__Page text__.
-----
Although Artemis 1’s rocket and spaceship are still in the shop for another few weeks, NASA has revealed all of the mission’s launch options for 2022. The Artemis 1 moon rocket might launch on July 26 for a round-the-moon mission, though the ESA has mapped out dozens of launch alternatives between then and 22nd December, with many more launch choices to the moon through June 2023.
These dates are based on the Space Launch System passing its wet “dress rehearsal,” which replicates fuelling operations and overcoming the issues that forced the launch pad to be rolled back to the Kennedy Space Center’s VAB (Vehicle Assembly Building) on April 26.
Engineers are working to stop the hydrogen leak which is in the umbilical lines, and they discovered a defective O-ring seal that was replaced on May 13, according to NASA. According to NASA, the full list of options under deliberation on this pathfinder venture to prepare for crewed flights to the moon later in the 2020s is available on their website. All dates after the July 26 to August 10 window are tentative and susceptible to change depending on preliminary examination of the components required to bring the launch to the moon and back.
-----
__Data extract__.
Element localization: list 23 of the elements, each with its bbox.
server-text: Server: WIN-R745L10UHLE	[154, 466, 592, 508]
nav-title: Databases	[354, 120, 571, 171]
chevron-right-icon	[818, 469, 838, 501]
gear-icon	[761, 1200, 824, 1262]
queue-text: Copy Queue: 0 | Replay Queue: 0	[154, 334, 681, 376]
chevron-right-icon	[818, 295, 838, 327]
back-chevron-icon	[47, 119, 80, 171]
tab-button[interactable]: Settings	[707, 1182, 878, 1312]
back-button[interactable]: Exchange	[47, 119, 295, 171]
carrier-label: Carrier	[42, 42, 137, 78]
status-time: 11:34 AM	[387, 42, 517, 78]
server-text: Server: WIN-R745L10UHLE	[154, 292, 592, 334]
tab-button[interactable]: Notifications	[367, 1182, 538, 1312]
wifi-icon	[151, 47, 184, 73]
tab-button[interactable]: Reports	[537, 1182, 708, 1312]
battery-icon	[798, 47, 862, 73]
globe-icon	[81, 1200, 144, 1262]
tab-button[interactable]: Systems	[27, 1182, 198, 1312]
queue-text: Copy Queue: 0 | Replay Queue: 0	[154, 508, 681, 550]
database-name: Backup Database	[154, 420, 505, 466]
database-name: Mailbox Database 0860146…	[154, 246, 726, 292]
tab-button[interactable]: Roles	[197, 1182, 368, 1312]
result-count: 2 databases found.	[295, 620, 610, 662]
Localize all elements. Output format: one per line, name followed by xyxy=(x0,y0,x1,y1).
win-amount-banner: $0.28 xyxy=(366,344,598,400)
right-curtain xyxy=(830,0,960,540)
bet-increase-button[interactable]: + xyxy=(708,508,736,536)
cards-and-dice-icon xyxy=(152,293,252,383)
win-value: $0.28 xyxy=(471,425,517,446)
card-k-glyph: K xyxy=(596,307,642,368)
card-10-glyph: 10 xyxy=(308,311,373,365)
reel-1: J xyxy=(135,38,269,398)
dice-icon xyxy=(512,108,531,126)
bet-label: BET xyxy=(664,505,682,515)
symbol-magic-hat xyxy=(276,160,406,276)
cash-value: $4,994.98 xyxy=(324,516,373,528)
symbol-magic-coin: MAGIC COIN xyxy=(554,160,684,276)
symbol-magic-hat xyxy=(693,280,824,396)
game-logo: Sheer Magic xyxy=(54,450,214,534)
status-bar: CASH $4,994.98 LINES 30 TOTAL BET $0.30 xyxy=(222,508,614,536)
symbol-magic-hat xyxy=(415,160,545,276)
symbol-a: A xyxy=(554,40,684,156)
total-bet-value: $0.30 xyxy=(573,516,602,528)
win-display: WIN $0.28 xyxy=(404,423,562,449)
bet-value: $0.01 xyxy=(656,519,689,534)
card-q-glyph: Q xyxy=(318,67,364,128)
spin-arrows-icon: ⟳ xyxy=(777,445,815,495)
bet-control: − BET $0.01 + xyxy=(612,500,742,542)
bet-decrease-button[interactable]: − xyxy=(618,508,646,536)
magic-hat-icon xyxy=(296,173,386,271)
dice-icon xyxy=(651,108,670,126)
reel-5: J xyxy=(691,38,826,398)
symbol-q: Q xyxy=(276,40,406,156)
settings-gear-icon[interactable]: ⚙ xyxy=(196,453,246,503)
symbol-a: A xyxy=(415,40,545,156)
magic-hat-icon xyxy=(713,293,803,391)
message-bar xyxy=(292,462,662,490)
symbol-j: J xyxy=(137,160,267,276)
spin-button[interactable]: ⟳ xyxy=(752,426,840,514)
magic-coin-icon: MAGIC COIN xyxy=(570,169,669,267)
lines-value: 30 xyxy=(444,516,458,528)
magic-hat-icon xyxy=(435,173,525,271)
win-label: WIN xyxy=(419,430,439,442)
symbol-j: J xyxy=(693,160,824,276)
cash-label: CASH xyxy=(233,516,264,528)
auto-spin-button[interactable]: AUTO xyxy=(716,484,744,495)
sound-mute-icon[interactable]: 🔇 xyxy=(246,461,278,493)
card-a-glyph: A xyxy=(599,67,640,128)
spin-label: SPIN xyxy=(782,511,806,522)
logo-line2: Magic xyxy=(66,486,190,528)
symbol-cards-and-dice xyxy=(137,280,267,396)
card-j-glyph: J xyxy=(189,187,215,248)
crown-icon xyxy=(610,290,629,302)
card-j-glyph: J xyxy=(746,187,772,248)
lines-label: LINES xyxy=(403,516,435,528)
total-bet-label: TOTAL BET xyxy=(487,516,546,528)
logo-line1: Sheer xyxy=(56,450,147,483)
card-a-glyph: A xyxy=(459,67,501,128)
-----
__List of tasks__.
a) In the Artemis 1 launch text, on what date was the faulty O-ring seal replaced?
b) Pick up the Artemis 1 launch text after its last sentence and keep it going.

__Answer section__.
a) May 13.

b)
When the launch dates were announced on May 16, NASA highlighted that “in addition to the deployment opportunities dependent on orbital mechanics and performance criteria, there is also an operational constraint dictated by infrastructure at NASA’s KSC (Kennedy Space Center) facility in Florida.”
The sphere-shaped tanks utilized to store cryogenic fuel at the launch pad can only provide a limited number of launch tries depending on the kind of propellant due to their size, according to the agency. Because of the core stage tanking process, each week has a maximum of three launch attempts.
Engineers must wait 48 hours for a second launch attempt because liquid oxygen and liquid hydrogen are put into the core stage and upper stage on launch day. “Due to the requirement to refill the cryogenic storage sphere with extra propellant from nearby sources,” NASA added, a third attempt will have to wait another 72 hours.
Apart from the fueling operations, NASA identified four major constraints when it relates to determining launch dates. The first is to ensure that the moon is within reach of the upper stage of the enormous SLS rocket, that will perform a trans-lunar injection to propel the Orion spacecraft towards the moon. After that, Orion will fly in a distant retrograde orbit.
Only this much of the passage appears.